AIM OF THE EXERCISE
Repeat every line of the data exactly, but not the pictures.

------ SUPPLIED ENTRIES

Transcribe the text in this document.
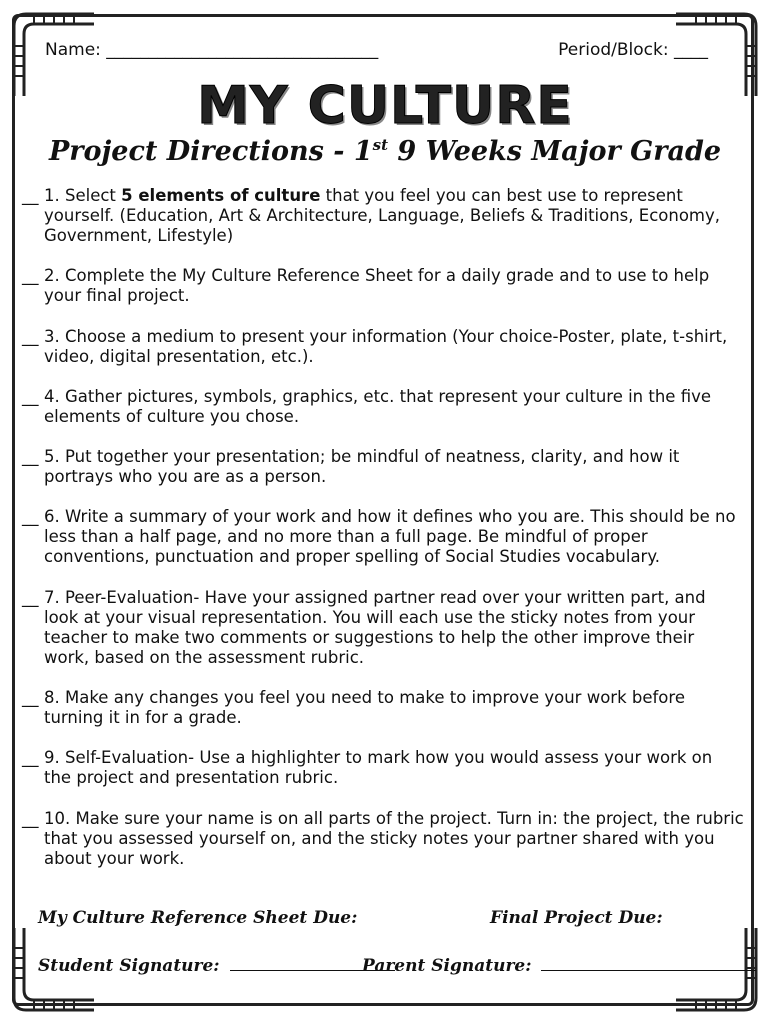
Name: ________________________________	Period/Block: ____
MY CULTURE
Project Directions - 1st 9 Weeks Major Grade
__ 1. Select 5 elements of culture that you feel you can best use to represent yourself. (Education, Art & Architecture, Language, Beliefs & Traditions, Economy, Government, Lifestyle)
__ 2. Complete the My Culture Reference Sheet for a daily grade and to use to help your final project.
__ 3. Choose a medium to present your information (Your choice-Poster, plate, t-shirt, video, digital presentation, etc.).
__ 4. Gather pictures, symbols, graphics, etc. that represent your culture in the five elements of culture you chose.
__ 5. Put together your presentation; be mindful of neatness, clarity, and how it portrays who you are as a person.
__ 6. Write a summary of your work and how it defines who you are. This should be no less than a half page, and no more than a full page. Be mindful of proper conventions, punctuation and proper spelling of Social Studies vocabulary.
__ 7. Peer-Evaluation- Have your assigned partner read over your written part, and look at your visual representation. You will each use the sticky notes from your teacher to make two comments or suggestions to help the other improve their work, based on the assessment rubric.
__ 8. Make any changes you feel you need to make to improve your work before turning it in for a grade.
__ 9. Self-Evaluation- Use a highlighter to mark how you would assess your work on the project and presentation rubric.
__ 10. Make sure your name is on all parts of the project. Turn in: the project, the rubric that you assessed yourself on, and the sticky notes your partner shared with you about your work.
My Culture Reference Sheet Due:	Final Project Due:
Student Signature:	Parent Signature:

------------

EXERCISE RESPONSE
Transcribe the text in this document.
Name: ________________________________	Period/Block: ____
MY CULTURE
Project Directions - 1st 9 Weeks Major Grade
__ 1. Select 5 elements of culture that you feel you can best use to represent yourself. (Education, Art & Architecture, Language, Beliefs & Traditions, Economy, Government, Lifestyle)
__ 2. Complete the My Culture Reference Sheet for a daily grade and to use to help your final project.
__ 3. Choose a medium to present your information (Your choice-Poster, plate, t-shirt, video, digital presentation, etc.).
__ 4. Gather pictures, symbols, graphics, etc. that represent your culture in the five elements of culture you chose.
__ 5. Put together your presentation; be mindful of neatness, clarity, and how it portrays who you are as a person.
__ 6. Write a summary of your work and how it defines who you are. This should be no less than a half page, and no more than a full page. Be mindful of proper conventions, punctuation and proper spelling of Social Studies vocabulary.
__ 7. Peer-Evaluation- Have your assigned partner read over your written part, and look at your visual representation. You will each use the sticky notes from your teacher to make two comments or suggestions to help the other improve their work, based on the assessment rubric.
__ 8. Make any changes you feel you need to make to improve your work before turning it in for a grade.
__ 9. Self-Evaluation- Use a highlighter to mark how you would assess your work on the project and presentation rubric.
__ 10. Make sure your name is on all parts of the project. Turn in: the project, the rubric that you assessed yourself on, and the sticky notes your partner shared with you about your work.
My Culture Reference Sheet Due:	Final Project Due:
Student Signature:	Parent Signature:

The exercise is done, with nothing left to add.